### DIRECTIONS FOR THIS TASK
Return the complete listing that follows, with each line reproduced exactly.
════════
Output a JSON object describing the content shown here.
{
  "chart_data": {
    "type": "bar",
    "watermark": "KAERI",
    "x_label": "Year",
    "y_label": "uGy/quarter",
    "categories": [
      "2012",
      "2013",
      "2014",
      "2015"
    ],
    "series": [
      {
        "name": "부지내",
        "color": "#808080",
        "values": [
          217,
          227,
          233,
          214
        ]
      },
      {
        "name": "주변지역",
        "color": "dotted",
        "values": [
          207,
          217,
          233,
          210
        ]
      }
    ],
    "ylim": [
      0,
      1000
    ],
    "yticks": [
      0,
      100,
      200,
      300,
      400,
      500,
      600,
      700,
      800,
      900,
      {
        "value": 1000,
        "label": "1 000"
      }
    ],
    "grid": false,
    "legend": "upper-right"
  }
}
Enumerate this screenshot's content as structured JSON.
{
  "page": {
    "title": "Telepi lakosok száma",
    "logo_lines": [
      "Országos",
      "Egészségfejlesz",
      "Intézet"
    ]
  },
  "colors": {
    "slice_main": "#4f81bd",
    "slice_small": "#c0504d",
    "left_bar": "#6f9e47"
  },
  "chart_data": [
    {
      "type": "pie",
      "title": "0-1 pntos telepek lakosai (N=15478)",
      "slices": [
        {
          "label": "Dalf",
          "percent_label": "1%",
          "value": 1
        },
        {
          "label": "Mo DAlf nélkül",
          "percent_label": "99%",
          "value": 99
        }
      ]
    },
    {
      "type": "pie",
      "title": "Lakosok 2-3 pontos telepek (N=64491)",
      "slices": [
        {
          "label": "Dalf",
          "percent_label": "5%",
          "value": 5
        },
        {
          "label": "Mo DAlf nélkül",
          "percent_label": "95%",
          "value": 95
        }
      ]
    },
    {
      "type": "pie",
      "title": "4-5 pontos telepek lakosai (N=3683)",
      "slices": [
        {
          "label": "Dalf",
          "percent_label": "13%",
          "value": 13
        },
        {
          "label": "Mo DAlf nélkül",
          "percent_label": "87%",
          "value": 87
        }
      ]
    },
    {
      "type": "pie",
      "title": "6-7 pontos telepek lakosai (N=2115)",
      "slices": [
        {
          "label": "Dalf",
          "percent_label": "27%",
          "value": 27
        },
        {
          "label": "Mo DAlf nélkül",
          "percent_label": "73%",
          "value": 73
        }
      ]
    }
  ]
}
════════
### ANSWER TO THIS PROBLEM
Output a JSON object describing the content shown here.
{
  "chart_data": {
    "type": "bar",
    "watermark": "KAERI",
    "x_label": "Year",
    "y_label": "uGy/quarter",
    "categories": [
      "2012",
      "2013",
      "2014",
      "2015"
    ],
    "series": [
      {
        "name": "부지내",
        "color": "#808080",
        "values": [
          217,
          227,
          233,
          214
        ]
      },
      {
        "name": "주변지역",
        "color": "dotted",
        "values": [
          207,
          217,
          233,
          210
        ]
      }
    ],
    "ylim": [
      0,
      1000
    ],
    "yticks": [
      0,
      100,
      200,
      300,
      400,
      500,
      600,
      700,
      800,
      900,
      {
        "value": 1000,
        "label": "1 000"
      }
    ],
    "grid": false,
    "legend": "upper-right"
  }
}
Enumerate this screenshot's content as structured JSON.
{
  "page": {
    "title": "Telepi lakosok száma",
    "logo_lines": [
      "Országos",
      "Egészségfejlesz",
      "Intézet"
    ]
  },
  "colors": {
    "slice_main": "#4f81bd",
    "slice_small": "#c0504d",
    "left_bar": "#6f9e47"
  },
  "chart_data": [
    {
      "type": "pie",
      "title": "0-1 pntos telepek lakosai (N=15478)",
      "slices": [
        {
          "label": "Dalf",
          "percent_label": "1%",
          "value": 1
        },
        {
          "label": "Mo DAlf nélkül",
          "percent_label": "99%",
          "value": 99
        }
      ]
    },
    {
      "type": "pie",
      "title": "Lakosok 2-3 pontos telepek (N=64491)",
      "slices": [
        {
          "label": "Dalf",
          "percent_label": "5%",
          "value": 5
        },
        {
          "label": "Mo DAlf nélkül",
          "percent_label": "95%",
          "value": 95
        }
      ]
    },
    {
      "type": "pie",
      "title": "4-5 pontos telepek lakosai (N=3683)",
      "slices": [
        {
          "label": "Dalf",
          "percent_label": "13%",
          "value": 13
        },
        {
          "label": "Mo DAlf nélkül",
          "percent_label": "87%",
          "value": 87
        }
      ]
    },
    {
      "type": "pie",
      "title": "6-7 pontos telepek lakosai (N=2115)",
      "slices": [
        {
          "label": "Dalf",
          "percent_label": "27%",
          "value": 27
        },
        {
          "label": "Mo DAlf nélkül",
          "percent_label": "73%",
          "value": 73
        }
      ]
    }
  ]
}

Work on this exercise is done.